- [Task objective]: Go through the records and extract every line with the word "JSON".

-- start of Source material --

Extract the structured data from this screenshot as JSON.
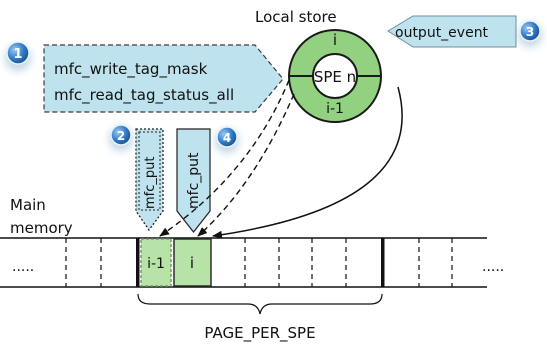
{
  "colors": {
    "callout_fill": "#bfe3ee",
    "callout_stroke": "#6d8f9b",
    "ring_green": "#92d17f",
    "page_green": "#b7e3a6",
    "badge_blue": "#2f79c7"
  },
  "local_store": {
    "label": "Local store",
    "spe_label": "SPE n",
    "slot_top": "i",
    "slot_bottom": "i-1"
  },
  "callouts": {
    "output_event": "output_event",
    "tag_ops": [
      "mfc_write_tag_mask",
      "mfc_read_tag_status_all"
    ],
    "put_prev": "mfc_put",
    "put_curr": "mfc_put"
  },
  "badges": [
    "1",
    "2",
    "3",
    "4"
  ],
  "memory": {
    "label_line1": "Main",
    "label_line2": "memory",
    "left_ellipsis": ".....",
    "right_ellipsis": ".....",
    "page_prev": "i-1",
    "page_curr": "i",
    "span_label": "PAGE_PER_SPE"
  }
}
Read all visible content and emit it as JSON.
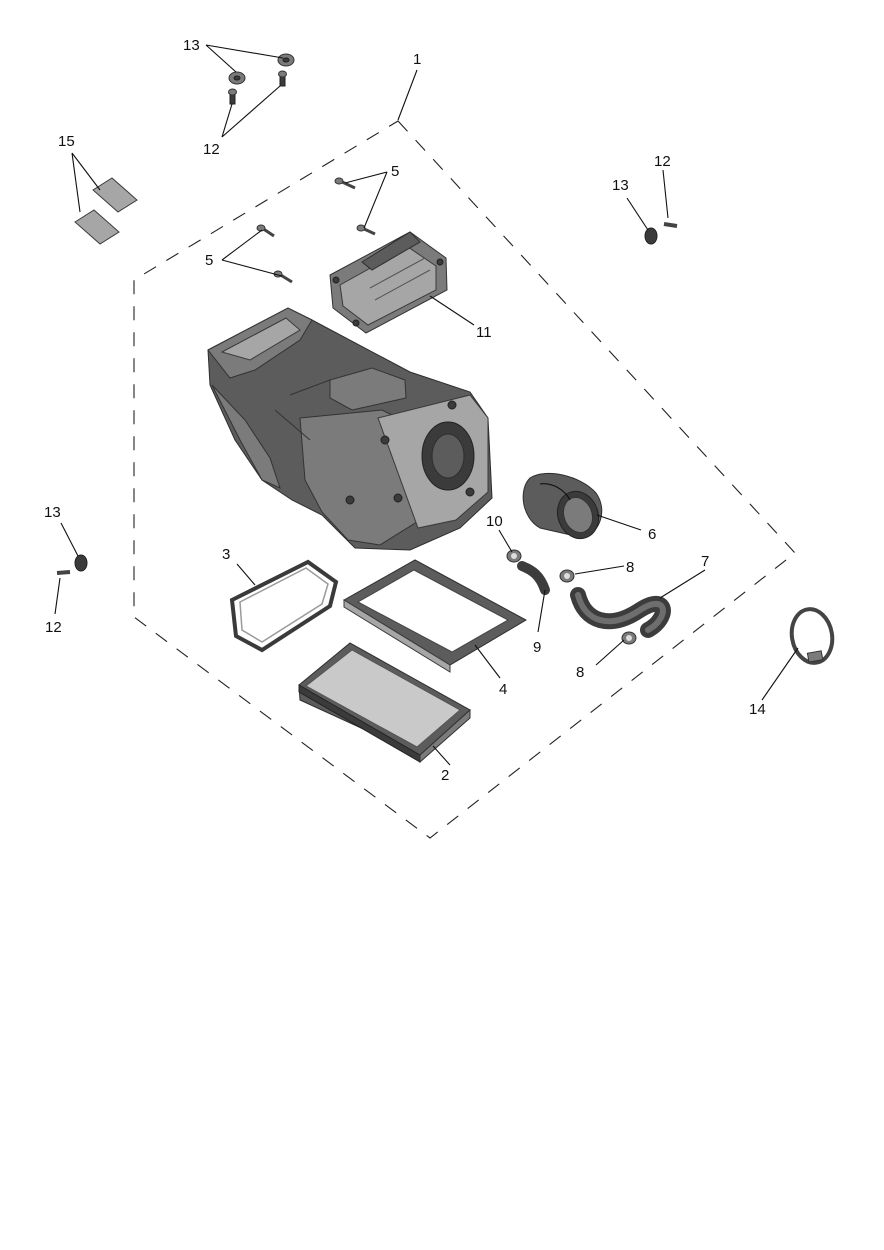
{
  "callouts": {
    "c1": "1",
    "c2": "2",
    "c3": "3",
    "c4": "4",
    "c5a": "5",
    "c5b": "5",
    "c6": "6",
    "c7": "7",
    "c8a": "8",
    "c8b": "8",
    "c9": "9",
    "c10": "10",
    "c11": "11",
    "c12a": "12",
    "c12b": "12",
    "c12c": "12",
    "c13a": "13",
    "c13b": "13",
    "c13c": "13",
    "c14": "14",
    "c15": "15"
  },
  "colors": {
    "background": "#ffffff",
    "part_dark": "#5c5c5c",
    "part_light": "#a6a6a6",
    "line": "#111111"
  }
}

-- end of Source material --

- [Solution]:
Extract the structured data from this screenshot as JSON.
Read all visible content and emit it as JSON.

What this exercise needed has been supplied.